## THE PROBLEM
Filter the entries below, keeping only lines with the word "this".

BEGIN DATA SHOWN

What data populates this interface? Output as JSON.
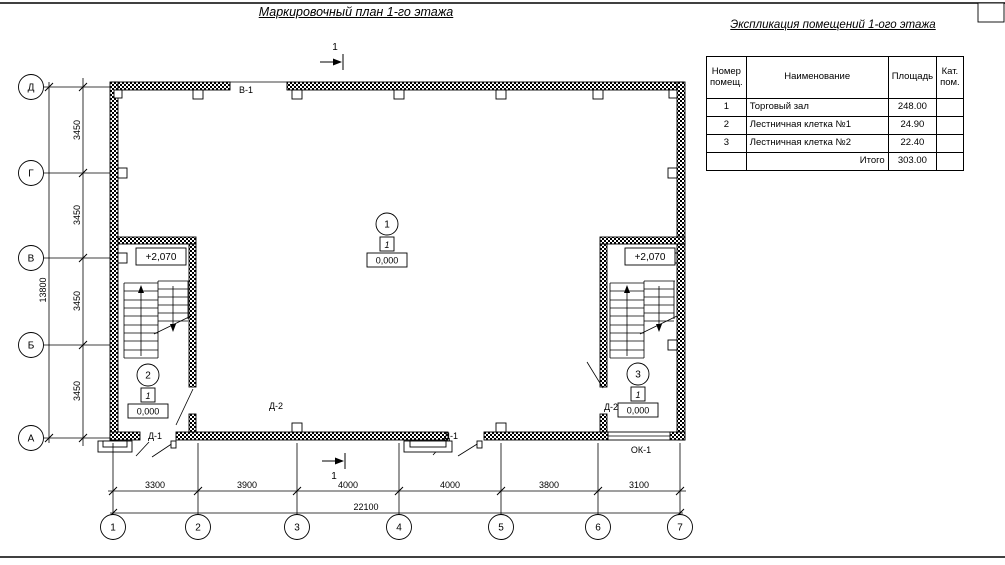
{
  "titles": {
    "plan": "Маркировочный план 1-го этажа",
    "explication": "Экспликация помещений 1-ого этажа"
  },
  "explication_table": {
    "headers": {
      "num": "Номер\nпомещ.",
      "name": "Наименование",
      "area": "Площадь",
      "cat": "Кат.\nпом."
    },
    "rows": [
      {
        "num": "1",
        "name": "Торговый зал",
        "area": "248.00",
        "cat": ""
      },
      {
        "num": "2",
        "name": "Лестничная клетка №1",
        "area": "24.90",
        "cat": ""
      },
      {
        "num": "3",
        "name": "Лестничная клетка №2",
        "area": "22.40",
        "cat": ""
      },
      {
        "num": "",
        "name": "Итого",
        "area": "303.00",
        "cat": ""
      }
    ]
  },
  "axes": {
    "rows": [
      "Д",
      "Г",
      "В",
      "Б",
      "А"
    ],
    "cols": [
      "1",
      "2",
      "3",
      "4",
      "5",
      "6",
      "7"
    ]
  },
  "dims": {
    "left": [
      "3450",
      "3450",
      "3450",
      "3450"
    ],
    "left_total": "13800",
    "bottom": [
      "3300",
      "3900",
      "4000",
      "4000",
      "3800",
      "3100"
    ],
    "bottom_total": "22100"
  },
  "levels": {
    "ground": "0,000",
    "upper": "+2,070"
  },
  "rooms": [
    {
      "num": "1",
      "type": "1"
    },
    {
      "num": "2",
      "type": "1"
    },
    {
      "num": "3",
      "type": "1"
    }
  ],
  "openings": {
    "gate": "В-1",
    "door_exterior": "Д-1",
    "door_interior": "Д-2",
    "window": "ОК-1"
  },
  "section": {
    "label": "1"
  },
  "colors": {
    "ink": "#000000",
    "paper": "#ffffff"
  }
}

END DATA SHOWN
BEGIN DATA SHOWN

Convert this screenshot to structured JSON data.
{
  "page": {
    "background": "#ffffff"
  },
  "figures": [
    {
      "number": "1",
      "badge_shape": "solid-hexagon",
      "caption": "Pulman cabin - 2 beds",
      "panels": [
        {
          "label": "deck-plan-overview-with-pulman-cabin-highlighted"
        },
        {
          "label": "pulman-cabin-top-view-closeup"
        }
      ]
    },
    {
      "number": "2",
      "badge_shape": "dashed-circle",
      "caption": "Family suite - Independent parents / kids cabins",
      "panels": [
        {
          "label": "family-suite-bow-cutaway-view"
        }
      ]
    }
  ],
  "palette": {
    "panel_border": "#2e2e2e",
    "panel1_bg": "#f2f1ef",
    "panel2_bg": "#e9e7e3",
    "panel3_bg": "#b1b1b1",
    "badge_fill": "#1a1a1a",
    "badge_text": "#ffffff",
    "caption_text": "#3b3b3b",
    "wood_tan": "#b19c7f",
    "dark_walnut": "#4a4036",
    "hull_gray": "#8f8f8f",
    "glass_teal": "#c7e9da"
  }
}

END DATA SHOWN

## TASK RESULT
What data populates this interface? Output as JSON.
Convert this screenshot to structured JSON data.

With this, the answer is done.